• _Work to complete_: Using the entries that follow, state how many lines contain the word "screenshot". The response is that number and nothing more.

• _Extracted material_:
-- Begin --

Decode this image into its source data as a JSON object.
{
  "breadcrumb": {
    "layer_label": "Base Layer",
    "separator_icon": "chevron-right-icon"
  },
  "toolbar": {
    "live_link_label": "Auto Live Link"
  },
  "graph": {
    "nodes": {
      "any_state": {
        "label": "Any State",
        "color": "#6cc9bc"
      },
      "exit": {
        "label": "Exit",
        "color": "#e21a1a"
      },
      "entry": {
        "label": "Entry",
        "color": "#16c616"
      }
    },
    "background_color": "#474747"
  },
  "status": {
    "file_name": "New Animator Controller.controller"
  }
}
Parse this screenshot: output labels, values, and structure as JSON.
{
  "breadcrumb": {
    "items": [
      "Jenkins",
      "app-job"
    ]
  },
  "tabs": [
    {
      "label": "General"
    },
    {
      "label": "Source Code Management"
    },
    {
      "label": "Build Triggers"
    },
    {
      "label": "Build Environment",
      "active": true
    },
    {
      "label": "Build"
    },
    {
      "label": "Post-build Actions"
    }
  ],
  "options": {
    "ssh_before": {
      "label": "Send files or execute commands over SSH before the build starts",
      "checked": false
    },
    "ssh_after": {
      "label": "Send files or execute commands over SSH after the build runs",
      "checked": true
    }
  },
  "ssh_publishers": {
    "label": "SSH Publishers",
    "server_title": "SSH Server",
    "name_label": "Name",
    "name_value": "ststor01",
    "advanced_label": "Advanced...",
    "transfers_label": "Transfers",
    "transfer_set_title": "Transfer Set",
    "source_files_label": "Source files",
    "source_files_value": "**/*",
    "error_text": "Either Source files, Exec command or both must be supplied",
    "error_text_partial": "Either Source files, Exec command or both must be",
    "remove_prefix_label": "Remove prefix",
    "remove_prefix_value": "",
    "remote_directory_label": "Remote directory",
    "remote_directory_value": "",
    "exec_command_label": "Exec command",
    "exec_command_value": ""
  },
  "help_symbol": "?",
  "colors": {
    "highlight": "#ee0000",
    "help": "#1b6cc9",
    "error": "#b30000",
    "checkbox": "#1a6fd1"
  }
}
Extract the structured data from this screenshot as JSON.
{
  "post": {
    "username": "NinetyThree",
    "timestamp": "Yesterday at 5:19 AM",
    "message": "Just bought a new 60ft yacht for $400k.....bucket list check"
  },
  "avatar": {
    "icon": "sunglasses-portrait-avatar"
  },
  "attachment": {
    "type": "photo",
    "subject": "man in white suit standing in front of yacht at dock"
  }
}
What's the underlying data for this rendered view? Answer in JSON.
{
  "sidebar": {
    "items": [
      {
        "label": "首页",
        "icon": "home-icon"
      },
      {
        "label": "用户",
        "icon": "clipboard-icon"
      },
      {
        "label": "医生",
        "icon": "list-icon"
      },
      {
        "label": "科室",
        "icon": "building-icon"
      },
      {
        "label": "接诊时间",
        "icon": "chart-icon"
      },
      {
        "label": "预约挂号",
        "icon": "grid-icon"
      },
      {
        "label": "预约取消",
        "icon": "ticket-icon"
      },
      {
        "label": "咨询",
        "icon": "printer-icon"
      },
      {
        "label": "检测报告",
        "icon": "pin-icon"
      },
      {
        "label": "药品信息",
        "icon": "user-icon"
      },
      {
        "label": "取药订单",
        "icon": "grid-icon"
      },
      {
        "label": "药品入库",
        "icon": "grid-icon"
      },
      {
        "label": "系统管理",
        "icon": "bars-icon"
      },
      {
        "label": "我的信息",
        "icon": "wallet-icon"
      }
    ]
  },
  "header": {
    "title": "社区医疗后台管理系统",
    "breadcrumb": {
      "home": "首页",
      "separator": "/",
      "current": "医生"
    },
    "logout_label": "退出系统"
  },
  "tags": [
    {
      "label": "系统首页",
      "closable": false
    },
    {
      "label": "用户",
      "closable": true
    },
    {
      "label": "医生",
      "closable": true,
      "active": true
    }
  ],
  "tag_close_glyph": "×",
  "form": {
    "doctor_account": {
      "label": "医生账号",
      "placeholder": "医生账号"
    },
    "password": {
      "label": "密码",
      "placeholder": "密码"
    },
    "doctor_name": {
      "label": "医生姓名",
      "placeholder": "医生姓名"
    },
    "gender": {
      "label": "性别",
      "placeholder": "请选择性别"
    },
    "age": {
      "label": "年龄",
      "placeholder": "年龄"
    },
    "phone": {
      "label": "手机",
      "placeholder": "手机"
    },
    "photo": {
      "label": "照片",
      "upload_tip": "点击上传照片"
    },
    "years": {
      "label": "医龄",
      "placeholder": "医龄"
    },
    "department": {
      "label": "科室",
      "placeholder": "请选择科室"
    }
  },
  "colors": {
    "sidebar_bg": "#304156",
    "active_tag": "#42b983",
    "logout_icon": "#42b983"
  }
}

-- End --

• _Response below_: 2